# START OF Given data
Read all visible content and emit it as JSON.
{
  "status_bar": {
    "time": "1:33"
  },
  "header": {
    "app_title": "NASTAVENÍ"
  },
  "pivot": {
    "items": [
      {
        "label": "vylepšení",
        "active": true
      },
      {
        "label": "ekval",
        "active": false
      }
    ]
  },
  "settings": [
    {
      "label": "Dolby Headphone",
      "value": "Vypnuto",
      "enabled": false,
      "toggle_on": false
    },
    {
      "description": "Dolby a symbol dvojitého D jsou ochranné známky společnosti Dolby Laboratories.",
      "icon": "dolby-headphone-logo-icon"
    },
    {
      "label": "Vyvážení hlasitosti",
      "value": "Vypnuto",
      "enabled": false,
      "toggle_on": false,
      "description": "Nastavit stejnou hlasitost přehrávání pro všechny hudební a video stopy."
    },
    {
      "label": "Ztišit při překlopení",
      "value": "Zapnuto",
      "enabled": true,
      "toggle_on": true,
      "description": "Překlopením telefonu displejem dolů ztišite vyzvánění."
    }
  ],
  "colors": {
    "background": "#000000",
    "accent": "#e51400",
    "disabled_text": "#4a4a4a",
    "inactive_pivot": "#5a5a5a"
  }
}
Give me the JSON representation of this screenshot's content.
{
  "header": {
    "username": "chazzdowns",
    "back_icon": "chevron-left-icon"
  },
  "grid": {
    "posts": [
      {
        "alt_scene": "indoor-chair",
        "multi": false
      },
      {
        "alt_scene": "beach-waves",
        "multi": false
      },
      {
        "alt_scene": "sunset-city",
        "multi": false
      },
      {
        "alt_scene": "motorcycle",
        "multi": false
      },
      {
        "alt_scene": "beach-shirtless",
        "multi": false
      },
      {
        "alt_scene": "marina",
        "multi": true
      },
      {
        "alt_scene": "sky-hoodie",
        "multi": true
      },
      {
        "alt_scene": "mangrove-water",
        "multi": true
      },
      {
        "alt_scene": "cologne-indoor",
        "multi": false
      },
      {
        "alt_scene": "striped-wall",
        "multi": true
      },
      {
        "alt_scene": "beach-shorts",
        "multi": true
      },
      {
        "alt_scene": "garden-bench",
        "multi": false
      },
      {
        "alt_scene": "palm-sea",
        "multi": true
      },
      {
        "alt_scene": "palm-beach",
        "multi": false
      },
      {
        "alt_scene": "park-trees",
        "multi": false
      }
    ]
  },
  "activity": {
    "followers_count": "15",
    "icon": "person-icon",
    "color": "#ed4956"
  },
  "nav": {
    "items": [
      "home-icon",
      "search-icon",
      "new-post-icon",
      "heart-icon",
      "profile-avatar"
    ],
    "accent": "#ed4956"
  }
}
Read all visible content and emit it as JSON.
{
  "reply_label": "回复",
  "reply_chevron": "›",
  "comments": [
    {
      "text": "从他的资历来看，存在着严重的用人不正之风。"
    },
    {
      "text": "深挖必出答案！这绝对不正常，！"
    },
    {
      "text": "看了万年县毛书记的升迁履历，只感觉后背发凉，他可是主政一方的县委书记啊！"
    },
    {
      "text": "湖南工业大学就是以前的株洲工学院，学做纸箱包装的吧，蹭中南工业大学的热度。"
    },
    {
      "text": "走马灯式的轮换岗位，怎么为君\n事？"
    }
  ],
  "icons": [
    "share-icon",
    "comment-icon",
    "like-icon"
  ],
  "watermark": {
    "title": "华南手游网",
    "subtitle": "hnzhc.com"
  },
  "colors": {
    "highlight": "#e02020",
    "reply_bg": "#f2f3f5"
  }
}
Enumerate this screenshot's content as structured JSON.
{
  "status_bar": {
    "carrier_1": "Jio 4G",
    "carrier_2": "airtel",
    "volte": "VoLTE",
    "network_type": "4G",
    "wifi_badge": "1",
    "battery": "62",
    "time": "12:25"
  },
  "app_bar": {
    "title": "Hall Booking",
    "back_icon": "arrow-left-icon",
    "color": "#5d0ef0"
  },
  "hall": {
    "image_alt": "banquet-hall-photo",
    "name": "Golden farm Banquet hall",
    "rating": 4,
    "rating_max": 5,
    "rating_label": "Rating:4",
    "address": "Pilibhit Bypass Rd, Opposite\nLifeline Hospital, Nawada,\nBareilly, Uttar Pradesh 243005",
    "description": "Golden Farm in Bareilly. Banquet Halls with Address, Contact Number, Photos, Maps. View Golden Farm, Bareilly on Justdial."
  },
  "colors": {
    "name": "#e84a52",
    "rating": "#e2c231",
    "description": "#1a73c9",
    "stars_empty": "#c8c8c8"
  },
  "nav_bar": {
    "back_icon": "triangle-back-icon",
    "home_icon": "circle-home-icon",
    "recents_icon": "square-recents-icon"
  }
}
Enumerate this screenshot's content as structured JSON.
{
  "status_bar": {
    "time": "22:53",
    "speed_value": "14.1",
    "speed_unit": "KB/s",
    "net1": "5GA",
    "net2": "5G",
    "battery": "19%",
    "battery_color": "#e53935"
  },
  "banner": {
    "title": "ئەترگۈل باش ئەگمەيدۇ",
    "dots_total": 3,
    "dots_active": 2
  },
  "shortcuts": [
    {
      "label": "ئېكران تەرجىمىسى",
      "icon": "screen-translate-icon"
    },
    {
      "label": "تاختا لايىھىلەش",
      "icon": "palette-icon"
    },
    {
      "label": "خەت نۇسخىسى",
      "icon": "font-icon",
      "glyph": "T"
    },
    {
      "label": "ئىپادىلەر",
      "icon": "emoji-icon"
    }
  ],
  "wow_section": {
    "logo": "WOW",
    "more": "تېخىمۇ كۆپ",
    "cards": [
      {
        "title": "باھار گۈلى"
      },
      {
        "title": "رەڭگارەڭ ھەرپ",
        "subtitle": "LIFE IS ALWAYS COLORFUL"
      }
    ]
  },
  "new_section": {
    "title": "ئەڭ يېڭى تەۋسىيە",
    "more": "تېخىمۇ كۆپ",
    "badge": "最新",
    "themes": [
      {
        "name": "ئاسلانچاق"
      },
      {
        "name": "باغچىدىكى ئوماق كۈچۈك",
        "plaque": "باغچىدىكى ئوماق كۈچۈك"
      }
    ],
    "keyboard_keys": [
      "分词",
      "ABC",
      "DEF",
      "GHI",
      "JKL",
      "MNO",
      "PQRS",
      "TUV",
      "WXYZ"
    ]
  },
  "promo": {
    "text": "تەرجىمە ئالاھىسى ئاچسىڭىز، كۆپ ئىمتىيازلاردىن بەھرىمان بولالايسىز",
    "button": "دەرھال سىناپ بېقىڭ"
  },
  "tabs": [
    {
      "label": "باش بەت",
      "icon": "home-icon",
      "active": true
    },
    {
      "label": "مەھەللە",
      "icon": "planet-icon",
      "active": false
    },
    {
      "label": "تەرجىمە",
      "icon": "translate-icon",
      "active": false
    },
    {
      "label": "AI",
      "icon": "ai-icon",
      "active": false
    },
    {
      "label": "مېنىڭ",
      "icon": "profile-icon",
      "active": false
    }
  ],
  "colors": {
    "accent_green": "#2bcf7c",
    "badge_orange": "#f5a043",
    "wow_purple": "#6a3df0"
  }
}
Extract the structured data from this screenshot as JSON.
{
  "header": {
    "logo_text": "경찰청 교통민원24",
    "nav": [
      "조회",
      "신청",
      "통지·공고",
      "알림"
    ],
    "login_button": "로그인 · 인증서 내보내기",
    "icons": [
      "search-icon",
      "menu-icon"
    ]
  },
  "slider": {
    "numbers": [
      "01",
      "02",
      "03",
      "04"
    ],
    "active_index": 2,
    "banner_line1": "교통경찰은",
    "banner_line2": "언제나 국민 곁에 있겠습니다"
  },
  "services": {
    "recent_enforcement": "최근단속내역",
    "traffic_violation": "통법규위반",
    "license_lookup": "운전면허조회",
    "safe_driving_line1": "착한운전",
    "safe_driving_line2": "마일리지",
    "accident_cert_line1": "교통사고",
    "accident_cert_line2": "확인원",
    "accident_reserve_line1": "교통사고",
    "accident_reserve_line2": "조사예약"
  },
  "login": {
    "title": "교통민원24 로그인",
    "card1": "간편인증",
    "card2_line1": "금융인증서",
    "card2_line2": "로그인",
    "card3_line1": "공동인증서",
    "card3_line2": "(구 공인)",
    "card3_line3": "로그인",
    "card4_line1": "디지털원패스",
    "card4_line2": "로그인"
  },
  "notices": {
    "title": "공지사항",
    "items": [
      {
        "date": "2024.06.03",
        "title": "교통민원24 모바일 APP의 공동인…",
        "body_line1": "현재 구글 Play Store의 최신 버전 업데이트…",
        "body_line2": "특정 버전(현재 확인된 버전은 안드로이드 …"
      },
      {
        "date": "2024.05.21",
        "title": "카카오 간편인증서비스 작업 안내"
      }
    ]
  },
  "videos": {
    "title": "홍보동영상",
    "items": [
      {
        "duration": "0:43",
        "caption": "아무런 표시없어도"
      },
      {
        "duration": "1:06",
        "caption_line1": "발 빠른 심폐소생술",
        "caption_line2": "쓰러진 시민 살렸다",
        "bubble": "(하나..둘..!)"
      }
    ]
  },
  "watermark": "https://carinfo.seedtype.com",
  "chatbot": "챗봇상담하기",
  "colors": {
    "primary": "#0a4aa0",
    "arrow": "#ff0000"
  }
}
# END OF Given data
Task prompt →
Your answer should be only the number of lines that hold the word "تەرجىمە".

Correct response →
2